» **What this task involves**
List each line of the data that holds the string "Ocupación", please.

» **Source data**

___

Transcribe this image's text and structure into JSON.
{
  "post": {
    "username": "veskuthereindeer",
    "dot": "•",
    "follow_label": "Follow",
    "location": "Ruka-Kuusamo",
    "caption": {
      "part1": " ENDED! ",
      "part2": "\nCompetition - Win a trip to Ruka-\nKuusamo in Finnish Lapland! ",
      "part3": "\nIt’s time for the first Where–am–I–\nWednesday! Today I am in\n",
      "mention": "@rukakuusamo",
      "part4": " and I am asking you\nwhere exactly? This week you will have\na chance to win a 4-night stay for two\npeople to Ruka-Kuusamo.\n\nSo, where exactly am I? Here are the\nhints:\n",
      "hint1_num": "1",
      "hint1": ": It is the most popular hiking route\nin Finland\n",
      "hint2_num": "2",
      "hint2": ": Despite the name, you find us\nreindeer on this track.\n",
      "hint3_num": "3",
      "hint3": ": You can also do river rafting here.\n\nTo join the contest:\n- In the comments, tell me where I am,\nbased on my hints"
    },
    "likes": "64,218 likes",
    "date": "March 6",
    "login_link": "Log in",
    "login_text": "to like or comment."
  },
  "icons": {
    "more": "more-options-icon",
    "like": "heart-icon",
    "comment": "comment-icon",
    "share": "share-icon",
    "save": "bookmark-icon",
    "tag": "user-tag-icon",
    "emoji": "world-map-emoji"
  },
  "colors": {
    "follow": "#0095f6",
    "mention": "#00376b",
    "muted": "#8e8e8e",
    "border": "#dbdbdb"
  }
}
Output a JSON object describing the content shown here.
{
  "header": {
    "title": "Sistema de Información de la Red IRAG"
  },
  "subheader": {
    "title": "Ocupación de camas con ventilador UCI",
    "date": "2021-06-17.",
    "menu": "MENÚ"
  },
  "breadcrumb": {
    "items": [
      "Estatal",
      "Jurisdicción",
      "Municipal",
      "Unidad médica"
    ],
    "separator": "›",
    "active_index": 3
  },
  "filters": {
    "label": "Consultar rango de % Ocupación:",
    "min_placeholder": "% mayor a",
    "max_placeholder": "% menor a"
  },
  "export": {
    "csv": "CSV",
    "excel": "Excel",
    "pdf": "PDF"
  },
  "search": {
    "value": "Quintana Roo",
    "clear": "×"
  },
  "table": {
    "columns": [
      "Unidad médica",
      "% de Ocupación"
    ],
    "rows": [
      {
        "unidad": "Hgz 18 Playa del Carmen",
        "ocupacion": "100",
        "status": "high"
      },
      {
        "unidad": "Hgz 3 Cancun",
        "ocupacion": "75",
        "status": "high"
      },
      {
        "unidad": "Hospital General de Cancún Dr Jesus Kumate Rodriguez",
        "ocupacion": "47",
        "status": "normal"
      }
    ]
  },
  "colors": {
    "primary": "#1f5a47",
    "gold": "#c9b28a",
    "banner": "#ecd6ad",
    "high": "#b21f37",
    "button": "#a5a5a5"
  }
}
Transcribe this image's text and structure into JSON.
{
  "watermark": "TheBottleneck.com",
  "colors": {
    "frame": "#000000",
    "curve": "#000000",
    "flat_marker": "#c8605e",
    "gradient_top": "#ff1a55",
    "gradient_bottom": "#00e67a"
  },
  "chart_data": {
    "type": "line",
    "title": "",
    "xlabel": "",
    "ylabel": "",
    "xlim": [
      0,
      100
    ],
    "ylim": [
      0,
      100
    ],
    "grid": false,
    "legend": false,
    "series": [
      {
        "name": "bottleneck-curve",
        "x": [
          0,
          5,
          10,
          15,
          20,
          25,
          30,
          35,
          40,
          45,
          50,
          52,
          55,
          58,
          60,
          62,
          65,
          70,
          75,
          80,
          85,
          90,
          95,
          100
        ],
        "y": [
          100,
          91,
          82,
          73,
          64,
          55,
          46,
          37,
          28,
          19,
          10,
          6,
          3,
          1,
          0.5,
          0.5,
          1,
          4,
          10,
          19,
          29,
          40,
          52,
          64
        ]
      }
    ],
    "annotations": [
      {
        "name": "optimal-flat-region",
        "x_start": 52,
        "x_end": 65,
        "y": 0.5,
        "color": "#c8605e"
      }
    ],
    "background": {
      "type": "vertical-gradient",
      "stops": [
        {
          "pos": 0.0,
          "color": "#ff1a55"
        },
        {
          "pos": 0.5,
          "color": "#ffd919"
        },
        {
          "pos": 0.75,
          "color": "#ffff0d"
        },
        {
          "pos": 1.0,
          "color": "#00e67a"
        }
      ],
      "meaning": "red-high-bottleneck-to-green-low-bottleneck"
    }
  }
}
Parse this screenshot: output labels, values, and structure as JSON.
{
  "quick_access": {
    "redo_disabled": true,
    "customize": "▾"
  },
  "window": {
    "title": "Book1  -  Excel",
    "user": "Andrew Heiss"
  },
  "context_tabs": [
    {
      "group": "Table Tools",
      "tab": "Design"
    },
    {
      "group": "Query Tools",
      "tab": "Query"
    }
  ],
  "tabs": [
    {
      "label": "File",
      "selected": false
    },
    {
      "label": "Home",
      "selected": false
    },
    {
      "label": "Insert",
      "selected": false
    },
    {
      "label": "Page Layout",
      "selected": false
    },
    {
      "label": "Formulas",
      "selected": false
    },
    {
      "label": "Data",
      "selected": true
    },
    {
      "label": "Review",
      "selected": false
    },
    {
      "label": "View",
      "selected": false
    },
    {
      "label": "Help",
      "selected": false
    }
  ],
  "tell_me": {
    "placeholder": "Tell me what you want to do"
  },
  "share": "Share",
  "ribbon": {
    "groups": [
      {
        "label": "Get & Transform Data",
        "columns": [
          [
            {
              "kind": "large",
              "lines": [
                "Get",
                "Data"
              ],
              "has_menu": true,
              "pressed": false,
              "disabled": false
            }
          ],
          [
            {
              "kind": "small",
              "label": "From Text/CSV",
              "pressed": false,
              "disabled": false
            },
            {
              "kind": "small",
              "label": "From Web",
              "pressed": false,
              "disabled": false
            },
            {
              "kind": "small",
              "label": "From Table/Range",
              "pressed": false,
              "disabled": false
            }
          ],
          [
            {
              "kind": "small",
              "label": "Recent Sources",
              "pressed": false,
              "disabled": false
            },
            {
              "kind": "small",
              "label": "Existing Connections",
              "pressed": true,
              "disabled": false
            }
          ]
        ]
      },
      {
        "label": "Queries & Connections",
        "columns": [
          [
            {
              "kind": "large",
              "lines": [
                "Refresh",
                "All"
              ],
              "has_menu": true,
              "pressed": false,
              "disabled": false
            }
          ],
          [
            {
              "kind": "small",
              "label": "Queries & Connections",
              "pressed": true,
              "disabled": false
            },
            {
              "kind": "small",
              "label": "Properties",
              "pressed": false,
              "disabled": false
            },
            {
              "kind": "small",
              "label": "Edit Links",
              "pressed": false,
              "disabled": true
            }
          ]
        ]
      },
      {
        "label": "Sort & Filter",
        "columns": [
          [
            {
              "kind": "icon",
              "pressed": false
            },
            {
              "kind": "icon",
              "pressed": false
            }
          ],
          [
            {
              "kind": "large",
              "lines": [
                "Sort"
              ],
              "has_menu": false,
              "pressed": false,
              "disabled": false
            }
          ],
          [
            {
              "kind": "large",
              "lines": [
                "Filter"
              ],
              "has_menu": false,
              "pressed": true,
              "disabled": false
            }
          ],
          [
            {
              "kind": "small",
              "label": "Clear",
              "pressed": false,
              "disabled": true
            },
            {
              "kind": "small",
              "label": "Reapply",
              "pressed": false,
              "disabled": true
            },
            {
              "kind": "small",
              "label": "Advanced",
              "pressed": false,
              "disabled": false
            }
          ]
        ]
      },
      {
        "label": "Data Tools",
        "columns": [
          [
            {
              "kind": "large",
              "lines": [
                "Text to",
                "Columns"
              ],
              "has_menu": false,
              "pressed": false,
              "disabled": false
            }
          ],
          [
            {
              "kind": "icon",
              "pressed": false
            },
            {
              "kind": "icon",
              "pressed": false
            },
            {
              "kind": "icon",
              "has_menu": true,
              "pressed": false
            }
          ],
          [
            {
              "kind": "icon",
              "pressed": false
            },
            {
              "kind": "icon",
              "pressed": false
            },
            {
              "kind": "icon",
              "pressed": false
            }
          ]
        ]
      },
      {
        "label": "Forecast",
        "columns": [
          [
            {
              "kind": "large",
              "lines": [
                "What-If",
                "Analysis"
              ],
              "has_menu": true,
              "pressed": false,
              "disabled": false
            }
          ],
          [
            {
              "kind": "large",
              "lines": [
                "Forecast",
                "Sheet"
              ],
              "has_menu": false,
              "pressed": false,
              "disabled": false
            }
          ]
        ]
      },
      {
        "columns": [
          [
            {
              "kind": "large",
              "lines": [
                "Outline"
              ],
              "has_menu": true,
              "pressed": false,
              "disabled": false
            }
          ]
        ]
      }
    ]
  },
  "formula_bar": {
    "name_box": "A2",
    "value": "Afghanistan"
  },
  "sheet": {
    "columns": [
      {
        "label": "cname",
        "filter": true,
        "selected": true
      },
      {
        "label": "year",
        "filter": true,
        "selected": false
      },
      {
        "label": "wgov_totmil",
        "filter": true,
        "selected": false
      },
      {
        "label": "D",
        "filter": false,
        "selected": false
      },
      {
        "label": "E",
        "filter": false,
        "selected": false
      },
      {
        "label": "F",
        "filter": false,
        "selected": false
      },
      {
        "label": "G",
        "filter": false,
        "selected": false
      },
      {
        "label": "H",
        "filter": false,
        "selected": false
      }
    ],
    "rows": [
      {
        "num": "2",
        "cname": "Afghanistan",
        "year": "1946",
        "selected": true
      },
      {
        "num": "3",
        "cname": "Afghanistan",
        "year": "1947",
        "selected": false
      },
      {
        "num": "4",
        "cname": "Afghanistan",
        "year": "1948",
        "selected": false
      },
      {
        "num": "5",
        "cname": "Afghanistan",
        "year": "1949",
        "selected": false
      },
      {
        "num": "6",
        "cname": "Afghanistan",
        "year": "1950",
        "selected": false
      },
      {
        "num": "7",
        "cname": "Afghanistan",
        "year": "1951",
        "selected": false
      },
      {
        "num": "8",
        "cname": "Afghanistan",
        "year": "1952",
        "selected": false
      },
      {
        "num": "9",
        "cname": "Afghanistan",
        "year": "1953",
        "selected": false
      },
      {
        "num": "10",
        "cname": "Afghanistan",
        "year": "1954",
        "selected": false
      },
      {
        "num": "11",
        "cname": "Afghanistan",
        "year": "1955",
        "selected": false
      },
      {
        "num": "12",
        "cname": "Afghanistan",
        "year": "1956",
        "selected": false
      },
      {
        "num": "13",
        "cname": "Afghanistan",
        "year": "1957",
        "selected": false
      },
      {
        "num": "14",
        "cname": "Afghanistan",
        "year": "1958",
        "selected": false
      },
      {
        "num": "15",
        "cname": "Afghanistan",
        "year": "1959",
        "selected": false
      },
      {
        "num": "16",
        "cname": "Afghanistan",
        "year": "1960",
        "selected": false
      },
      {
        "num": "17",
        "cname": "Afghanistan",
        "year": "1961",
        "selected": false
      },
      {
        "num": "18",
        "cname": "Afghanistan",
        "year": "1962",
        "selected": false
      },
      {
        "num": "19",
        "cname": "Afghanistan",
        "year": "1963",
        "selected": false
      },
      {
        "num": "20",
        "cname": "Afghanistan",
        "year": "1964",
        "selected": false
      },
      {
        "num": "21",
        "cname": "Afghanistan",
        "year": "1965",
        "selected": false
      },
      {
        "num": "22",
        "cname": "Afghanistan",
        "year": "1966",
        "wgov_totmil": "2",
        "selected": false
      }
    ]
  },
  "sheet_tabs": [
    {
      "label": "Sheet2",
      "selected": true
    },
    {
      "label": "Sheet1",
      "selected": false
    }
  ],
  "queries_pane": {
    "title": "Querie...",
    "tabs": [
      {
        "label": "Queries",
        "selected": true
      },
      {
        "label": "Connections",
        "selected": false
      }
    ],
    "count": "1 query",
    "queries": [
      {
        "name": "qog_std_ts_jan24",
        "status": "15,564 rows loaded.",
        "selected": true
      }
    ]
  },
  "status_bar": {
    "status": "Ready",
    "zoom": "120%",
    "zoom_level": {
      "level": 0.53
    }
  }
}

___

» **Exercise result**
    "title": "Ocupación de camas con ventilador UCI",
    "label": "Consultar rango de % Ocupación:",
      "% de Ocupación"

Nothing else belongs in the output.